> [TEXT PROVIDED]:
• • • •

# Mountain-Top Degree on Historic Comanche Peak



## Benjamin Baxter (Sep 9, 2013)

Granbury Lodge No. 392 is having an outdoor master mason's degree on September 28th. The meal starts at 6pm. The degree will begin at dusk. It will be held on the mountain top of historic Comanche Peak near Granbury, Tx. It will be an awesome experience for any brother, but especially a brother who has not been to an outdoor degree. Awesome food, awesome fellowship, and an awesome experience. It sounds like a win-win. If you would like a map to the site, pm me and I will send you one. Thanks brothers.

:SNC:


----------



## crono782 (Sep 9, 2013)

Dang, I just realized that's Day 1 of the Fort Worth SR reunion and I'm slated to be in a couple degrees. Might be tricky to do both. I'll see if I can swing it!


Freemason Connect HD


----------



## JJones (Sep 9, 2013)

That's awfully close to where I live, I may try to attend if I'm able.  I assume everyone will meet for dinner at the lodge?


----------



## Benjamin Baxter (Sep 9, 2013)

Dinner at the mountain, unless it rains. 

Sent from my SAMSUNG-SGH-I747 using Freemason Connect HD mobile app


----------



## JJones (Sep 9, 2013)

> unless it rains



HA! :laugh:


----------



## Benjamin Baxter (Sep 9, 2013)

It's rained two of the last five years.


----------



## Brother JC (Sep 9, 2013)

Sounds like a great evening! I wish I could make it.


----------



## Blake Bowden (Sep 10, 2013)

Posting to our social media outlets..


----------



## Benjamin Baxter (Sep 10, 2013)

Thanks Brother Blake, I appreciate it.


----------



## Benjamin Baxter (Sep 26, 2013)

Groceries are all bought. Gotta go get the wood for the smoker and prep all the meat for two days of smoking....


----------



## David Hill (Sep 26, 2013)

I won't be able to make it this year, but if it does rain, be sure to send the weather to Austin. We could use it!


----------



## Rob_Eades (Sep 26, 2013)

Bro. Bennylee said:


> Groceries are all bought. Gotta go get the wood for the smoker and prep all the meat for two days of smoking....



Good Luck to you my Brother.  District 17 In Virginia puts on an out door Lodge and it is a wonderful way to spend an evening.


My Freemasonry HD


----------



## Benjamin Baxter (Sep 26, 2013)

Rob_Eades said:


> Good Luck to you my Brother.  District 17 In Virginia puts on an out door Lodge and it is a wonderful way to spend an evening.
> 
> 
> My Freemasonry HD



Yep everyone wants to go but few want to help put it together. I hope we don't get rained out.


----------



## Roy Vance (Sep 27, 2013)

trysquare said:


> Sounds like a great evening! I wish I could make it.



Quite a ways for an evening jaunt, wouldn't you say. What, about 1500 miles? Of course, your Nimbus 2000 will get you there and back again in no time. That is what my niece thinks Freemasonry is all about, witchcraft and the 'Illuminati', and stuff. Jeez.


----------



## Benjamin Baxter (Sep 27, 2013)

This is what I will be looking at most of the night.

• • • •

> [SOURCE DATA]:
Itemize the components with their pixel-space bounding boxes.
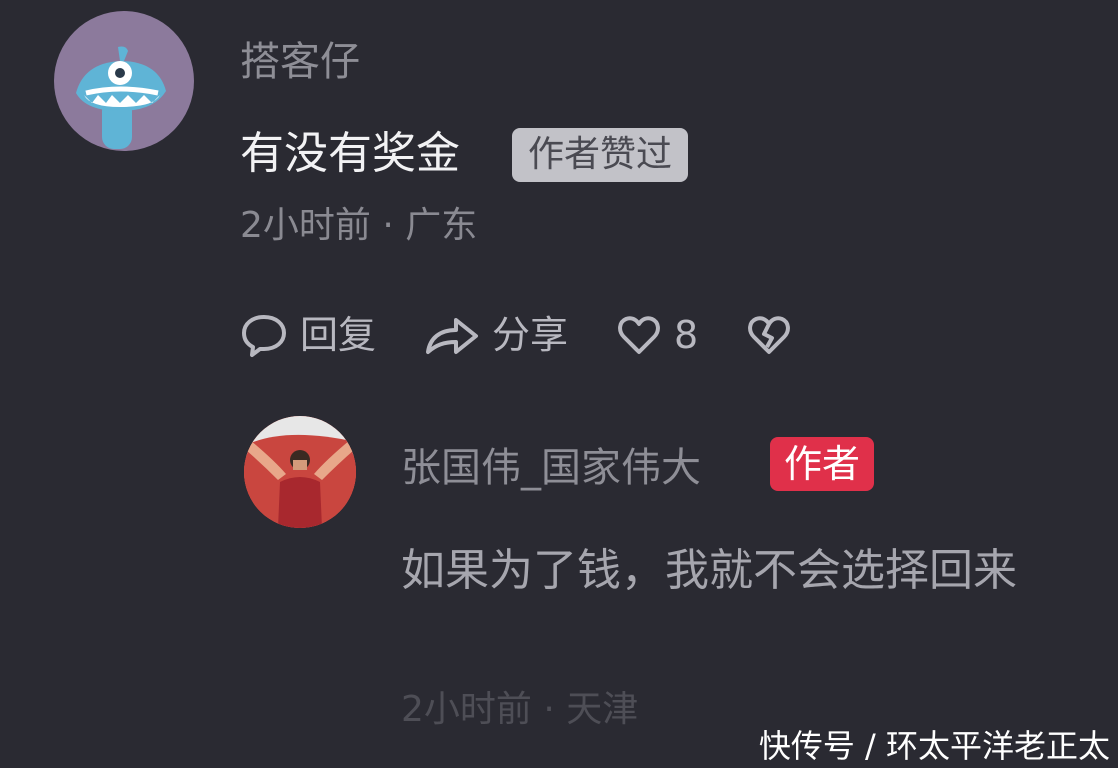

• • • •

> [WHAT IS NEEDED]:
Please reproduce, word for word, the stretch of the Comanche Peak forum thread from "# Mountain-Top Degree" through "one. Thanks brothers.".

> [OUTPUT BELOW]:
# Mountain-Top Degree on Historic Comanche Peak



## Benjamin Baxter (Sep 9, 2013)

Granbury Lodge No. 392 is having an outdoor master mason's degree on September 28th. The meal starts at 6pm. The degree will begin at dusk. It will be held on the mountain top of historic Comanche Peak near Granbury, Tx. It will be an awesome experience for any brother, but especially a brother who has not been to an outdoor degree. Awesome food, awesome fellowship, and an awesome experience. It sounds like a win-win. If you would like a map to the site, pm me and I will send you one. Thanks brothers.